■ **Data in this exercise**
>>
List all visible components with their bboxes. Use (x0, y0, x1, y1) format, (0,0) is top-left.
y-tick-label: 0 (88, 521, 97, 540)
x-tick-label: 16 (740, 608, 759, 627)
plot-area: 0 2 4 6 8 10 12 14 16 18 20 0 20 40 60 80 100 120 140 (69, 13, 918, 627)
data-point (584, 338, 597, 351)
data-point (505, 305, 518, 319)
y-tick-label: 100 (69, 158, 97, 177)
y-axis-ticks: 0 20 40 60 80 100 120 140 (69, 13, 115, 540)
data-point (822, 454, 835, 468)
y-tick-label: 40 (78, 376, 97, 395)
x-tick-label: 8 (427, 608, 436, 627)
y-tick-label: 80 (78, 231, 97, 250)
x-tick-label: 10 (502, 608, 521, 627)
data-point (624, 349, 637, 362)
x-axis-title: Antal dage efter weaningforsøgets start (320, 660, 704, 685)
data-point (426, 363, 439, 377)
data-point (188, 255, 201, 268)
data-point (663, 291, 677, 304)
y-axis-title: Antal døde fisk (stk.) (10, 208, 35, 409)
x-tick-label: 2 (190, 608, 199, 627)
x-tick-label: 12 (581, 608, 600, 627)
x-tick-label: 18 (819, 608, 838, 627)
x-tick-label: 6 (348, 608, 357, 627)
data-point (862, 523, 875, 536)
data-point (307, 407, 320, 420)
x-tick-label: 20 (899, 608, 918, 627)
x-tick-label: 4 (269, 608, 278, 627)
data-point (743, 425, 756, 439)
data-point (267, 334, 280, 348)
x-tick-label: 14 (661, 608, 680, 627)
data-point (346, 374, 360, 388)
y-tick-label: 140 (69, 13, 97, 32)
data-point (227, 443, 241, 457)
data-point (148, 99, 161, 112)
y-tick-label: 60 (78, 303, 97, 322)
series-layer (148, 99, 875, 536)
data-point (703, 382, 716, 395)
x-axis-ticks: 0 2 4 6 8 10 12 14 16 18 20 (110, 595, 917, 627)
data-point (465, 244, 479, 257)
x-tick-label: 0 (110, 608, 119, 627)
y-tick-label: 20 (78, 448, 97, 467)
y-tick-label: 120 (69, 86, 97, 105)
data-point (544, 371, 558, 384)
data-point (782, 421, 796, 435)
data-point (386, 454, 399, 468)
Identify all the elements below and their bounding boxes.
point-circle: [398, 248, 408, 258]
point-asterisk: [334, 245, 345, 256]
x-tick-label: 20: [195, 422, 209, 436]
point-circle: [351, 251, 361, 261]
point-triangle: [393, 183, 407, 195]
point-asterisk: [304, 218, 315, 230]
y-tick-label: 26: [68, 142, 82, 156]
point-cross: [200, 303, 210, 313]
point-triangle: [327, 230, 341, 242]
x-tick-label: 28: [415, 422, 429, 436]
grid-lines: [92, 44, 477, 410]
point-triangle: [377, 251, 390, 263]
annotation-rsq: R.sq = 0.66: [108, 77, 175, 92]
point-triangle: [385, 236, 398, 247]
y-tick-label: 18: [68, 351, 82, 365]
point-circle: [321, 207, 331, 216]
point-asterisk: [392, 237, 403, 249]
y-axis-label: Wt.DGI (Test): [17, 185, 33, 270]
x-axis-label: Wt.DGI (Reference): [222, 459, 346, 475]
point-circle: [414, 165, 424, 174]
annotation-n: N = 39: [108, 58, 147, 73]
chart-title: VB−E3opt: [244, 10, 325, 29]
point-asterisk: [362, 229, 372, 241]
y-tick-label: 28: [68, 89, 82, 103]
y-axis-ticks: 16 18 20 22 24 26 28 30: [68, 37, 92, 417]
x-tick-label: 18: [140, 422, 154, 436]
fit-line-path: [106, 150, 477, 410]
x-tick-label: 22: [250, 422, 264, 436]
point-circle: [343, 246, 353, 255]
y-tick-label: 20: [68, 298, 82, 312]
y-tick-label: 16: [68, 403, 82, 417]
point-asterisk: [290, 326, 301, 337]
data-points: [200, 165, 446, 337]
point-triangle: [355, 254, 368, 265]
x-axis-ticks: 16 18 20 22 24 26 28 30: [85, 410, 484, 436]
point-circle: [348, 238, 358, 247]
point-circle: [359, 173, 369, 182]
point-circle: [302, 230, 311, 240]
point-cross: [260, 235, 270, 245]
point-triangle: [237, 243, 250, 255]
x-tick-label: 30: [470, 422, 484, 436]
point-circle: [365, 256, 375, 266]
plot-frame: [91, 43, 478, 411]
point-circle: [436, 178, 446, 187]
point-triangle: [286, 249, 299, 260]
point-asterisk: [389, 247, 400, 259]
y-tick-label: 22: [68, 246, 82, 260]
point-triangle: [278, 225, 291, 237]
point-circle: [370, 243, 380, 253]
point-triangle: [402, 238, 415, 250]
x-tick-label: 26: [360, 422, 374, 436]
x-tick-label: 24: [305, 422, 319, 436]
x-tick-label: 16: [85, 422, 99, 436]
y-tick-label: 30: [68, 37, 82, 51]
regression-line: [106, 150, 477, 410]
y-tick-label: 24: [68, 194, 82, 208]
<<
■ **What you have to do**
Return every line of the records that contains the string "circle", matching case exactly.

■ **Response for this exercise**
point-circle: [398, 248, 408, 258]
point-circle: [351, 251, 361, 261]
point-circle: [321, 207, 331, 216]
point-circle: [414, 165, 424, 174]
point-circle: [343, 246, 353, 255]
point-circle: [348, 238, 358, 247]
point-circle: [359, 173, 369, 182]
point-circle: [302, 230, 311, 240]
point-circle: [365, 256, 375, 266]
point-circle: [436, 178, 446, 187]
point-circle: [370, 243, 380, 253]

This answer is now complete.